## MATERIAL:
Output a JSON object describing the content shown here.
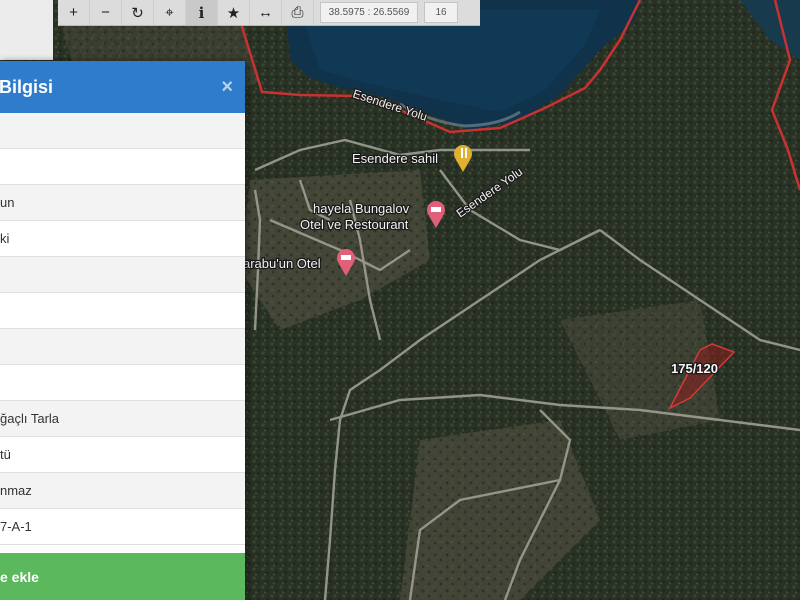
{
  "toolbar": {
    "buttons": [
      {
        "name": "zoom-in",
        "glyph": "+"
      },
      {
        "name": "zoom-out",
        "glyph": "−"
      },
      {
        "name": "refresh",
        "glyph": "↻"
      },
      {
        "name": "locate",
        "glyph": "⌖"
      },
      {
        "name": "info",
        "glyph": "i"
      },
      {
        "name": "favorite",
        "glyph": "★"
      },
      {
        "name": "measure",
        "glyph": "↔"
      },
      {
        "name": "print",
        "glyph": "⎙"
      }
    ],
    "coordinates": "38.5975 : 26.5569",
    "zoom_level": "16"
  },
  "panel": {
    "title": "Bilgisi",
    "close_glyph": "×",
    "rows": [
      "",
      "",
      "un",
      "ki",
      "",
      "",
      "",
      "",
      "ğaçlı Tarla",
      "tü",
      "nmaz",
      "7-A-1"
    ],
    "action_label": "e ekle"
  },
  "map": {
    "labels": {
      "road_esendere_1": "Esendere Yolu",
      "road_esendere_2": "Esendere Yolu",
      "poi_beach": "Esendere sahil",
      "poi_bungalov_line1": "hayela Bungalov",
      "poi_bungalov_line2": "Otel ve Restourant",
      "poi_otel": "arabu'un Otel",
      "parcel": "175/120"
    },
    "colors": {
      "boundary": "#c83232",
      "parcel_fill": "#8c1e1e",
      "poi_pink": "#e0607a",
      "poi_yellow": "#e0b030"
    }
  }
}
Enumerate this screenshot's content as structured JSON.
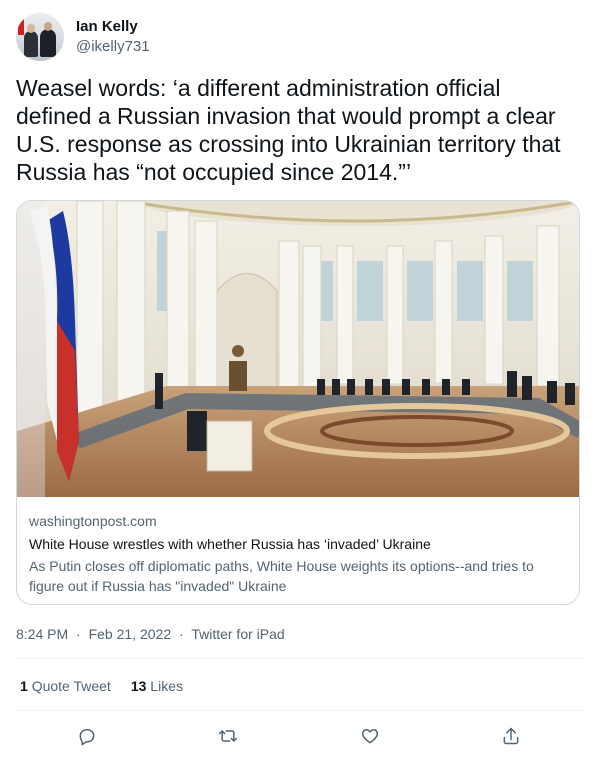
{
  "author": {
    "display_name": "Ian Kelly",
    "handle": "@ikelly731",
    "avatar_icon": "profile-photo"
  },
  "tweet": {
    "text": "Weasel words: ‘a different administration official defined a Russian invasion that would prompt a clear U.S. response as crossing into Ukrainian territory that Russia has “not occupied since 2014.”’"
  },
  "link_card": {
    "domain": "washingtonpost.com",
    "title": "White House wrestles with whether Russia has ‘invaded’ Ukraine",
    "description": "As Putin closes off diplomatic paths, White House weights its options--and tries to figure out if Russia has \"invaded\" Ukraine"
  },
  "meta": {
    "time": "8:24 PM",
    "date": "Feb 21, 2022",
    "separator": "·",
    "source": "Twitter for iPad"
  },
  "stats": {
    "quote_count": "1",
    "quote_label": "Quote Tweet",
    "like_count": "13",
    "like_label": "Likes"
  },
  "actions": [
    "reply-icon",
    "retweet-icon",
    "like-icon",
    "share-icon"
  ],
  "colors": {
    "text_primary": "#0f1419",
    "text_secondary": "#536471",
    "border": "#cfd9de"
  }
}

## AIM:
All of the records need repeating exactly, except for the pictures.

## WRITTEN SOLUTION:
Output a JSON object describing the content shown here.
{
  "toolbar": {
    "buttons": [
      {
        "name": "zoom-in",
        "glyph": "+"
      },
      {
        "name": "zoom-out",
        "glyph": "−"
      },
      {
        "name": "refresh",
        "glyph": "↻"
      },
      {
        "name": "locate",
        "glyph": "⌖"
      },
      {
        "name": "info",
        "glyph": "i"
      },
      {
        "name": "favorite",
        "glyph": "★"
      },
      {
        "name": "measure",
        "glyph": "↔"
      },
      {
        "name": "print",
        "glyph": "⎙"
      }
    ],
    "coordinates": "38.5975 : 26.5569",
    "zoom_level": "16"
  },
  "panel": {
    "title": "Bilgisi",
    "close_glyph": "×",
    "rows": [
      "",
      "",
      "un",
      "ki",
      "",
      "",
      "",
      "",
      "ğaçlı Tarla",
      "tü",
      "nmaz",
      "7-A-1"
    ],
    "action_label": "e ekle"
  },
  "map": {
    "labels": {
      "road_esendere_1": "Esendere Yolu",
      "road_esendere_2": "Esendere Yolu",
      "poi_beach": "Esendere sahil",
      "poi_bungalov_line1": "hayela Bungalov",
      "poi_bungalov_line2": "Otel ve Restourant",
      "poi_otel": "arabu'un Otel",
      "parcel": "175/120"
    },
    "colors": {
      "boundary": "#c83232",
      "parcel_fill": "#8c1e1e",
      "poi_pink": "#e0607a",
      "poi_yellow": "#e0b030"
    }
  }
}
Enumerate this screenshot's content as structured JSON.
{
  "author": {
    "display_name": "Ian Kelly",
    "handle": "@ikelly731",
    "avatar_icon": "profile-photo"
  },
  "tweet": {
    "text": "Weasel words: ‘a different administration official defined a Russian invasion that would prompt a clear U.S. response as crossing into Ukrainian territory that Russia has “not occupied since 2014.”’"
  },
  "link_card": {
    "domain": "washingtonpost.com",
    "title": "White House wrestles with whether Russia has ‘invaded’ Ukraine",
    "description": "As Putin closes off diplomatic paths, White House weights its options--and tries to figure out if Russia has \"invaded\" Ukraine"
  },
  "meta": {
    "time": "8:24 PM",
    "date": "Feb 21, 2022",
    "separator": "·",
    "source": "Twitter for iPad"
  },
  "stats": {
    "quote_count": "1",
    "quote_label": "Quote Tweet",
    "like_count": "13",
    "like_label": "Likes"
  },
  "actions": [
    "reply-icon",
    "retweet-icon",
    "like-icon",
    "share-icon"
  ],
  "colors": {
    "text_primary": "#0f1419",
    "text_secondary": "#536471",
    "border": "#cfd9de"
  }
}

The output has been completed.